● **WHAT NEEDS TO BE DONE**
Word for word, restate each of the records below.

● **MATERIAL TO PROCESS**
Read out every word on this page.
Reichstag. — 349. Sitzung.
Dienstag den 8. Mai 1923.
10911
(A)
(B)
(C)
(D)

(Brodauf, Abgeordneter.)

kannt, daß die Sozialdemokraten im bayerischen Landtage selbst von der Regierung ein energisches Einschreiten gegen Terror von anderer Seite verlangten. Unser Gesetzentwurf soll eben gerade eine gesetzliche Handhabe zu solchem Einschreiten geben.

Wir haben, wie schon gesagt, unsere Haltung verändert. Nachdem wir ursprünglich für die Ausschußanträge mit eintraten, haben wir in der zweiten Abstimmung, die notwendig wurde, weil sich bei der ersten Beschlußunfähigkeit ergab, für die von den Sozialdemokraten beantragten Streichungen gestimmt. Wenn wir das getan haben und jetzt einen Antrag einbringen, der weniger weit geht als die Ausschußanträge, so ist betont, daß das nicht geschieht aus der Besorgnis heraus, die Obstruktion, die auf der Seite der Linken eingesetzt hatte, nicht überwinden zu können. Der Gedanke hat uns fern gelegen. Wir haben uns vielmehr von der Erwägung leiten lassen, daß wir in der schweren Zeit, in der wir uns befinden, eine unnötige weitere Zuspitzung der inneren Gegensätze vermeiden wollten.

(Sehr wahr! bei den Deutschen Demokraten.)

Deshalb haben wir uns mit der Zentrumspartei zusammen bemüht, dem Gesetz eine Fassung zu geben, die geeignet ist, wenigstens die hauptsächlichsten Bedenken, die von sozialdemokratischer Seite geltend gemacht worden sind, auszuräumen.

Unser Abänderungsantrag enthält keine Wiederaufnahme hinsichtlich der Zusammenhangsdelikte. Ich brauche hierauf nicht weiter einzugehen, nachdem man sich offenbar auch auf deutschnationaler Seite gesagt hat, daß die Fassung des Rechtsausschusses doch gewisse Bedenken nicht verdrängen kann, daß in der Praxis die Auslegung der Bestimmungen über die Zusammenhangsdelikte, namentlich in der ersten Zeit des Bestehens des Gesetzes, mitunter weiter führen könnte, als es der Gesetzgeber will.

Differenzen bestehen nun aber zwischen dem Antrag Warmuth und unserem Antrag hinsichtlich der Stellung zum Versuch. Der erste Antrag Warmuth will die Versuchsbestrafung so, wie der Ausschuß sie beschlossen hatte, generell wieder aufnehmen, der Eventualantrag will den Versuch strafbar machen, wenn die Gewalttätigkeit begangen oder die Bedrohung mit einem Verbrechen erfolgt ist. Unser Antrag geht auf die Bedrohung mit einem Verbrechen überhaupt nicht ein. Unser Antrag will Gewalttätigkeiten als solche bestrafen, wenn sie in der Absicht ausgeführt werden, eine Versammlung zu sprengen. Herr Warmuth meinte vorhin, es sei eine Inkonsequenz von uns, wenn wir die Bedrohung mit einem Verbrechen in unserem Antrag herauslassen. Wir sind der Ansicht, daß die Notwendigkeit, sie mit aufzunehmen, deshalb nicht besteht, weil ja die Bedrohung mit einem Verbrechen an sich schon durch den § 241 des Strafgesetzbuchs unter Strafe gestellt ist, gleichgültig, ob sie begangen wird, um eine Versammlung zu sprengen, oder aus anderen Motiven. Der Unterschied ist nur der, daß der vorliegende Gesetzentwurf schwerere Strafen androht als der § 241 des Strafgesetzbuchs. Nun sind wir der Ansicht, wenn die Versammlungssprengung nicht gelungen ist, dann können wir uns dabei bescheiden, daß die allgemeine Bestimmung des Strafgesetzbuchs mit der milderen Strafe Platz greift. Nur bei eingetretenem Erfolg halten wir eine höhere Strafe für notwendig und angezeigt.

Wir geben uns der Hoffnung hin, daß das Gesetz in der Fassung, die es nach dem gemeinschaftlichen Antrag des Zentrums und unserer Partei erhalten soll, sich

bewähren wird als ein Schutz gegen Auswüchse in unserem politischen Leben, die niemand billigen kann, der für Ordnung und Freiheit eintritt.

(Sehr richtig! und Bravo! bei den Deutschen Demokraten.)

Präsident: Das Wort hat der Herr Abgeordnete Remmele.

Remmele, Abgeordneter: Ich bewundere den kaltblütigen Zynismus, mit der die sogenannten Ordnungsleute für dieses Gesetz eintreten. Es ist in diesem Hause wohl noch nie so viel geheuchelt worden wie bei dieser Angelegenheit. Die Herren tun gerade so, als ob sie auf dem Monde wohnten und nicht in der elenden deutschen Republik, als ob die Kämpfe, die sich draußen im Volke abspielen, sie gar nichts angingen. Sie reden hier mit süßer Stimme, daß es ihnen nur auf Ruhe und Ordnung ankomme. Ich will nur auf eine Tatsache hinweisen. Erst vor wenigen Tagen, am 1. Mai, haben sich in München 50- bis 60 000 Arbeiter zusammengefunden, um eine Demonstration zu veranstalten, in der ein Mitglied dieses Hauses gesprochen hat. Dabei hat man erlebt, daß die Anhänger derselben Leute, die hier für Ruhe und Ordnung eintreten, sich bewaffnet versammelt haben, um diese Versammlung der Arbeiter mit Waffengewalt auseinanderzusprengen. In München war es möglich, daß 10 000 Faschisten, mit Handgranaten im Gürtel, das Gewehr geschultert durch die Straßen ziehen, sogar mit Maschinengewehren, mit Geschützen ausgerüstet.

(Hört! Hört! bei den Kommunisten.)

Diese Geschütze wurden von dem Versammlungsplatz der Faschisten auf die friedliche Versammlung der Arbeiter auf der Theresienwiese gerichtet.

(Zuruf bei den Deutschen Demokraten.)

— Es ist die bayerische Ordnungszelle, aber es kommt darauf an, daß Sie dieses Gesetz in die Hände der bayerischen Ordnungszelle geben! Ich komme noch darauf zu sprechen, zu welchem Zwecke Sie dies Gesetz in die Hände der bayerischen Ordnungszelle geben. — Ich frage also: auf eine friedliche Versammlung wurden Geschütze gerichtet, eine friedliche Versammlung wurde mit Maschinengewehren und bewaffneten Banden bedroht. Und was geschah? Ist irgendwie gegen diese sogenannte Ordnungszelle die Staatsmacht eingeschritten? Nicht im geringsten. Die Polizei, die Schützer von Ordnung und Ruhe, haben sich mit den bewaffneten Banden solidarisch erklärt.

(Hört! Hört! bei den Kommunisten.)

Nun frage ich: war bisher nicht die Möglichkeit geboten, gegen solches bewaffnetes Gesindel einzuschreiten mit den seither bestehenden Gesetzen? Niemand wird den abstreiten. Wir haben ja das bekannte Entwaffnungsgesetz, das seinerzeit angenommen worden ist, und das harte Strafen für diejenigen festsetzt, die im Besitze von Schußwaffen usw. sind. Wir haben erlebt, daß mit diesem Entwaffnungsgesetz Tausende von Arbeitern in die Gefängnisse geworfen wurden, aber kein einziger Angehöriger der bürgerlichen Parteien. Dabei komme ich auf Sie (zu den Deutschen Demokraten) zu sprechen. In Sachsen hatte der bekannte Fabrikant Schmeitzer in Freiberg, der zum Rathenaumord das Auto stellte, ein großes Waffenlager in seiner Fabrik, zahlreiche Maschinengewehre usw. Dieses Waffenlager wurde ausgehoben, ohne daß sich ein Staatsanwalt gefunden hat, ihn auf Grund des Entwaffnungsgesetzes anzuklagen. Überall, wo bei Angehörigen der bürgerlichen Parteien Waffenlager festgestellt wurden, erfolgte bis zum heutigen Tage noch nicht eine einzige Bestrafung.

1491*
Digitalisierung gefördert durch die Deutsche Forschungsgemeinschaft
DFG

● **RESPONSE FOR THIS EXERCISE**
Read out every word on this page.
Reichstag. — 349. Sitzung.
Dienstag den 8. Mai 1923.
10911
(A)
(B)
(C)
(D)

(Brodauf, Abgeordneter.)

kannt, daß die Sozialdemokraten im bayerischen Landtage selbst von der Regierung ein energisches Einschreiten gegen Terror von anderer Seite verlangten. Unser Gesetzentwurf soll eben gerade eine gesetzliche Handhabe zu solchem Einschreiten geben.

Wir haben, wie schon gesagt, unsere Haltung verändert. Nachdem wir ursprünglich für die Ausschußanträge mit eintraten, haben wir in der zweiten Abstimmung, die notwendig wurde, weil sich bei der ersten Beschlußunfähigkeit ergab, für die von den Sozialdemokraten beantragten Streichungen gestimmt. Wenn wir das getan haben und jetzt einen Antrag einbringen, der weniger weit geht als die Ausschußanträge, so ist betont, daß das nicht geschieht aus der Besorgnis heraus, die Obstruktion, die auf der Seite der Linken eingesetzt hatte, nicht überwinden zu können. Der Gedanke hat uns fern gelegen. Wir haben uns vielmehr von der Erwägung leiten lassen, daß wir in der schweren Zeit, in der wir uns befinden, eine unnötige weitere Zuspitzung der inneren Gegensätze vermeiden wollten.

(Sehr wahr! bei den Deutschen Demokraten.)

Deshalb haben wir uns mit der Zentrumspartei zusammen bemüht, dem Gesetz eine Fassung zu geben, die geeignet ist, wenigstens die hauptsächlichsten Bedenken, die von sozialdemokratischer Seite geltend gemacht worden sind, auszuräumen.

Unser Abänderungsantrag enthält keine Wiederaufnahme hinsichtlich der Zusammenhangsdelikte. Ich brauche hierauf nicht weiter einzugehen, nachdem man sich offenbar auch auf deutschnationaler Seite gesagt hat, daß die Fassung des Rechtsausschusses doch gewisse Bedenken nicht verdrängen kann, daß in der Praxis die Auslegung der Bestimmungen über die Zusammenhangsdelikte, namentlich in der ersten Zeit des Bestehens des Gesetzes, mitunter weiter führen könnte, als es der Gesetzgeber will.

Differenzen bestehen nun aber zwischen dem Antrag Warmuth und unserem Antrag hinsichtlich der Stellung zum Versuch. Der erste Antrag Warmuth will die Versuchsbestrafung so, wie der Ausschuß sie beschlossen hatte, generell wieder aufnehmen, der Eventualantrag will den Versuch strafbar machen, wenn die Gewalttätigkeit begangen oder die Bedrohung mit einem Verbrechen erfolgt ist. Unser Antrag geht auf die Bedrohung mit einem Verbrechen überhaupt nicht ein. Unser Antrag will Gewalttätigkeiten als solche bestrafen, wenn sie in der Absicht ausgeführt werden, eine Versammlung zu sprengen. Herr Warmuth meinte vorhin, es sei eine Inkonsequenz von uns, wenn wir die Bedrohung mit einem Verbrechen in unserem Antrag herauslassen. Wir sind der Ansicht, daß die Notwendigkeit, sie mit aufzunehmen, deshalb nicht besteht, weil ja die Bedrohung mit einem Verbrechen an sich schon durch den § 241 des Strafgesetzbuchs unter Strafe gestellt ist, gleichgültig, ob sie begangen wird, um eine Versammlung zu sprengen, oder aus anderen Motiven. Der Unterschied ist nur der, daß der vorliegende Gesetzentwurf schwerere Strafen androht als der § 241 des Strafgesetzbuchs. Nun sind wir der Ansicht, wenn die Versammlungssprengung nicht gelungen ist, dann können wir uns dabei bescheiden, daß die allgemeine Bestimmung des Strafgesetzbuchs mit der milderen Strafe Platz greift. Nur bei eingetretenem Erfolg halten wir eine höhere Strafe für notwendig und angezeigt.

Wir geben uns der Hoffnung hin, daß das Gesetz in der Fassung, die es nach dem gemeinschaftlichen Antrag des Zentrums und unserer Partei erhalten soll, sich

bewähren wird als ein Schutz gegen Auswüchse in unserem politischen Leben, die niemand billigen kann, der für Ordnung und Freiheit eintritt.

(Sehr richtig! und Bravo! bei den Deutschen Demokraten.)

Präsident: Das Wort hat der Herr Abgeordnete Remmele.

Remmele, Abgeordneter: Ich bewundere den kaltblütigen Zynismus, mit der die sogenannten Ordnungsleute für dieses Gesetz eintreten. Es ist in diesem Hause wohl noch nie so viel geheuchelt worden wie bei dieser Angelegenheit. Die Herren tun gerade so, als ob sie auf dem Monde wohnten und nicht in der elenden deutschen Republik, als ob die Kämpfe, die sich draußen im Volke abspielen, sie gar nichts angingen. Sie reden hier mit süßer Stimme, daß es ihnen nur auf Ruhe und Ordnung ankomme. Ich will nur auf eine Tatsache hinweisen. Erst vor wenigen Tagen, am 1. Mai, haben sich in München 50- bis 60 000 Arbeiter zusammengefunden, um eine Demonstration zu veranstalten, in der ein Mitglied dieses Hauses gesprochen hat. Dabei hat man erlebt, daß die Anhänger derselben Leute, die hier für Ruhe und Ordnung eintreten, sich bewaffnet versammelt haben, um diese Versammlung der Arbeiter mit Waffengewalt auseinanderzusprengen. In München war es möglich, daß 10 000 Faschisten, mit Handgranaten im Gürtel, das Gewehr geschultert durch die Straßen ziehen, sogar mit Maschinengewehren, mit Geschützen ausgerüstet.

(Hört! Hört! bei den Kommunisten.)

Diese Geschütze wurden von dem Versammlungsplatz der Faschisten auf die friedliche Versammlung der Arbeiter auf der Theresienwiese gerichtet.

(Zuruf bei den Deutschen Demokraten.)

— Es ist die bayerische Ordnungszelle, aber es kommt darauf an, daß Sie dieses Gesetz in die Hände der bayerischen Ordnungszelle geben! Ich komme noch darauf zu sprechen, zu welchem Zwecke Sie dies Gesetz in die Hände der bayerischen Ordnungszelle geben. — Ich frage also: auf eine friedliche Versammlung wurden Geschütze gerichtet, eine friedliche Versammlung wurde mit Maschinengewehren und bewaffneten Banden bedroht. Und was geschah? Ist irgendwie gegen diese sogenannte Ordnungszelle die Staatsmacht eingeschritten? Nicht im geringsten. Die Polizei, die Schützer von Ordnung und Ruhe, haben sich mit den bewaffneten Banden solidarisch erklärt.

(Hört! Hört! bei den Kommunisten.)

Nun frage ich: war bisher nicht die Möglichkeit geboten, gegen solches bewaffnetes Gesindel einzuschreiten mit den seither bestehenden Gesetzen? Niemand wird den abstreiten. Wir haben ja das bekannte Entwaffnungsgesetz, das seinerzeit angenommen worden ist, und das harte Strafen für diejenigen festsetzt, die im Besitze von Schußwaffen usw. sind. Wir haben erlebt, daß mit diesem Entwaffnungsgesetz Tausende von Arbeitern in die Gefängnisse geworfen wurden, aber kein einziger Angehöriger der bürgerlichen Parteien. Dabei komme ich auf Sie (zu den Deutschen Demokraten) zu sprechen. In Sachsen hatte der bekannte Fabrikant Schmeitzer in Freiberg, der zum Rathenaumord das Auto stellte, ein großes Waffenlager in seiner Fabrik, zahlreiche Maschinengewehre usw. Dieses Waffenlager wurde ausgehoben, ohne daß sich ein Staatsanwalt gefunden hat, ihn auf Grund des Entwaffnungsgesetzes anzuklagen. Überall, wo bei Angehörigen der bürgerlichen Parteien Waffenlager festgestellt wurden, erfolgte bis zum heutigen Tage noch nicht eine einzige Bestrafung.

1491*
Digitalisierung gefördert durch die Deutsche Forschungsgemeinschaft
DFG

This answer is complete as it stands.